# [Your task]
Scan the records for the string "this"; copy each line where it occurs.
══ Dataset records
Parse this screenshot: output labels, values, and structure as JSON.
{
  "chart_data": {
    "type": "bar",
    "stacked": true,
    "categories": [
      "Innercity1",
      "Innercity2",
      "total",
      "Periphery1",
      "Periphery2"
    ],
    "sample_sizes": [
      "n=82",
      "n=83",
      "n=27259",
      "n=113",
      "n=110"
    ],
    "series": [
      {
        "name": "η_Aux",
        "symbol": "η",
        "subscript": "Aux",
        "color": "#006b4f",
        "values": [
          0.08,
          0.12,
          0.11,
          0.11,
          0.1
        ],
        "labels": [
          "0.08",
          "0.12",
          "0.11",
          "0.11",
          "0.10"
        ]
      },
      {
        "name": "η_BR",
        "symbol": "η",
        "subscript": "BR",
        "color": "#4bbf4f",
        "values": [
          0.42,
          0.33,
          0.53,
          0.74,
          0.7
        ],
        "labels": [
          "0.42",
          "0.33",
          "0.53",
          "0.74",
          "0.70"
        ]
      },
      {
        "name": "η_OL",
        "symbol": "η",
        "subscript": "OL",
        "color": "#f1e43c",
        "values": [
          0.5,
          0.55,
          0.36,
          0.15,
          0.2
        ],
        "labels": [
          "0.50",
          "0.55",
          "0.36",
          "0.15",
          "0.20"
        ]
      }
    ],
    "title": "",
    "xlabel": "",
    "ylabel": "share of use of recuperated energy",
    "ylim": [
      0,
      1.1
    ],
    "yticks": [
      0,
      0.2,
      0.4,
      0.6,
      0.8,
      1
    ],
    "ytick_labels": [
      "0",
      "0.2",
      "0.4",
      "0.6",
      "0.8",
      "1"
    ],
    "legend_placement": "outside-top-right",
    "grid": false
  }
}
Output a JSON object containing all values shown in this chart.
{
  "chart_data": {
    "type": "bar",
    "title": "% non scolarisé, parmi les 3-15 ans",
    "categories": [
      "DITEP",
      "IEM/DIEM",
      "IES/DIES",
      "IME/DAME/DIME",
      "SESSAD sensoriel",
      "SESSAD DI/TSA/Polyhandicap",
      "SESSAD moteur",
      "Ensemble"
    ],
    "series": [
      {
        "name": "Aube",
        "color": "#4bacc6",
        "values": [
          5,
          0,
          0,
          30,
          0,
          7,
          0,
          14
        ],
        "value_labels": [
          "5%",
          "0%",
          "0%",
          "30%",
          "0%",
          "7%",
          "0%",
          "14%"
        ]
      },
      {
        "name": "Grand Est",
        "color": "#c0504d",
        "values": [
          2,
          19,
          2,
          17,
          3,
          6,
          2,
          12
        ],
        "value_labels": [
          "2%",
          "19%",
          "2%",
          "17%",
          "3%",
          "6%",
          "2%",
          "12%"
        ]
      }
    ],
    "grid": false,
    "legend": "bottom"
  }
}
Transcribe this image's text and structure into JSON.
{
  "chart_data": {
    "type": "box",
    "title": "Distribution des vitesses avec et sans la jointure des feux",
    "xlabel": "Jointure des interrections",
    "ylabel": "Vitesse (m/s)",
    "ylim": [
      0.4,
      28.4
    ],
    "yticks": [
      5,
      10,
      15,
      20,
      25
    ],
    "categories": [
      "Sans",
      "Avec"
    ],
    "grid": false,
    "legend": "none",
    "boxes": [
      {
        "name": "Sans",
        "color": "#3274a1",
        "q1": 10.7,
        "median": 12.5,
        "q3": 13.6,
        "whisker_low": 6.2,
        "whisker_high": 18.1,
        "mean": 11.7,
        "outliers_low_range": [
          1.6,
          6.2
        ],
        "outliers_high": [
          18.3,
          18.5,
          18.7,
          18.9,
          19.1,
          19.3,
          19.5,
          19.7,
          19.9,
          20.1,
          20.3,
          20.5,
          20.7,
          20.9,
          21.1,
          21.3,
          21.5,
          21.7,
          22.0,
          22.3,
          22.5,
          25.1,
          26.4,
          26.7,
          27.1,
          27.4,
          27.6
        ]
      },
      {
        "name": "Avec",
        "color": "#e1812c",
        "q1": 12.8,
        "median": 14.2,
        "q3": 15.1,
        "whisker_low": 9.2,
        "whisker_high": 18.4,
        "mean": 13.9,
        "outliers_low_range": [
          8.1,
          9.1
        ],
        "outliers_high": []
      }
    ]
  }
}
════
# [Exercise response]
Parse this screenshot: output labels, values, and structure as JSON.
Output a JSON object containing all values shown in this chart.
Transcribe this image's text and structure into JSON.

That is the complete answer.